GIVEN REQUEST =
Repeat all entries exactly.

Data listing

- - - - -

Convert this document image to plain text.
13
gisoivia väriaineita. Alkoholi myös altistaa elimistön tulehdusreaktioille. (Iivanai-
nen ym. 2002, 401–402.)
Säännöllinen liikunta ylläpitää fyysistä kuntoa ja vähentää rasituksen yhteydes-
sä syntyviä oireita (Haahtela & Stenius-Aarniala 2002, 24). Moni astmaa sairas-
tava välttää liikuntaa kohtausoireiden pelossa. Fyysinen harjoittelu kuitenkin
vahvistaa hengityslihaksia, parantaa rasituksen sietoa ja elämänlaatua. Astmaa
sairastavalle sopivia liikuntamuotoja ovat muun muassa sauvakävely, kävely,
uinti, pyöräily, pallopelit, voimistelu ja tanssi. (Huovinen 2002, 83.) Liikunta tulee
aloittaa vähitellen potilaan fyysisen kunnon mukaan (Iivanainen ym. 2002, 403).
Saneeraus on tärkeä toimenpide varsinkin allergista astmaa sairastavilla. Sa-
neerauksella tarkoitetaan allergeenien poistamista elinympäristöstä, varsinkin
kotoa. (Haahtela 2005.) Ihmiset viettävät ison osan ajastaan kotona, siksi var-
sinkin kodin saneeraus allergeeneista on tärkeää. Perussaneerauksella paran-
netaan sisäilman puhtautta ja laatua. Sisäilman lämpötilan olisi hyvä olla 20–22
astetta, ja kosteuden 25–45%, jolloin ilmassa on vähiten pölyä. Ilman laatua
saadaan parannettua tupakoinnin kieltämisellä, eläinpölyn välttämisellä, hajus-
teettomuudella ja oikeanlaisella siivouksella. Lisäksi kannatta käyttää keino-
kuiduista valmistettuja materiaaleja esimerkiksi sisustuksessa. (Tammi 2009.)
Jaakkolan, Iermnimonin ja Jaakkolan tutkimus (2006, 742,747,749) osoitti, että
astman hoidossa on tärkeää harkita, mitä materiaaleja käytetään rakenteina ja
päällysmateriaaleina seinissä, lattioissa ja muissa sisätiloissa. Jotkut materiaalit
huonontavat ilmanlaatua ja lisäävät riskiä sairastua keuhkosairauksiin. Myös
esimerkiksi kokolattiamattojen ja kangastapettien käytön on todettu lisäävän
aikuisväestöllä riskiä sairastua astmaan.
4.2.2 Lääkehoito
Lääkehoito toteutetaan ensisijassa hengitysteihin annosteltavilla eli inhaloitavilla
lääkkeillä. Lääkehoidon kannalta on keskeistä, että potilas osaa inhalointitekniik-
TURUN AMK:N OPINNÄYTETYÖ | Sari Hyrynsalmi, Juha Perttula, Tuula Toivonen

- - - - -

WORKED SOLUTION =
Convert this document image to plain text.
13
gisoivia väriaineita. Alkoholi myös altistaa elimistön tulehdusreaktioille. (Iivanai-
nen ym. 2002, 401–402.)
Säännöllinen liikunta ylläpitää fyysistä kuntoa ja vähentää rasituksen yhteydes-
sä syntyviä oireita (Haahtela & Stenius-Aarniala 2002, 24). Moni astmaa sairas-
tava välttää liikuntaa kohtausoireiden pelossa. Fyysinen harjoittelu kuitenkin
vahvistaa hengityslihaksia, parantaa rasituksen sietoa ja elämänlaatua. Astmaa
sairastavalle sopivia liikuntamuotoja ovat muun muassa sauvakävely, kävely,
uinti, pyöräily, pallopelit, voimistelu ja tanssi. (Huovinen 2002, 83.) Liikunta tulee
aloittaa vähitellen potilaan fyysisen kunnon mukaan (Iivanainen ym. 2002, 403).
Saneeraus on tärkeä toimenpide varsinkin allergista astmaa sairastavilla. Sa-
neerauksella tarkoitetaan allergeenien poistamista elinympäristöstä, varsinkin
kotoa. (Haahtela 2005.) Ihmiset viettävät ison osan ajastaan kotona, siksi var-
sinkin kodin saneeraus allergeeneista on tärkeää. Perussaneerauksella paran-
netaan sisäilman puhtautta ja laatua. Sisäilman lämpötilan olisi hyvä olla 20–22
astetta, ja kosteuden 25–45%, jolloin ilmassa on vähiten pölyä. Ilman laatua
saadaan parannettua tupakoinnin kieltämisellä, eläinpölyn välttämisellä, hajus-
teettomuudella ja oikeanlaisella siivouksella. Lisäksi kannatta käyttää keino-
kuiduista valmistettuja materiaaleja esimerkiksi sisustuksessa. (Tammi 2009.)
Jaakkolan, Iermnimonin ja Jaakkolan tutkimus (2006, 742,747,749) osoitti, että
astman hoidossa on tärkeää harkita, mitä materiaaleja käytetään rakenteina ja
päällysmateriaaleina seinissä, lattioissa ja muissa sisätiloissa. Jotkut materiaalit
huonontavat ilmanlaatua ja lisäävät riskiä sairastua keuhkosairauksiin. Myös
esimerkiksi kokolattiamattojen ja kangastapettien käytön on todettu lisäävän
aikuisväestöllä riskiä sairastua astmaan.
4.2.2 Lääkehoito
Lääkehoito toteutetaan ensisijassa hengitysteihin annosteltavilla eli inhaloitavilla
lääkkeillä. Lääkehoidon kannalta on keskeistä, että potilas osaa inhalointitekniik-
TURUN AMK:N OPINNÄYTETYÖ | Sari Hyrynsalmi, Juha Perttula, Tuula Toivonen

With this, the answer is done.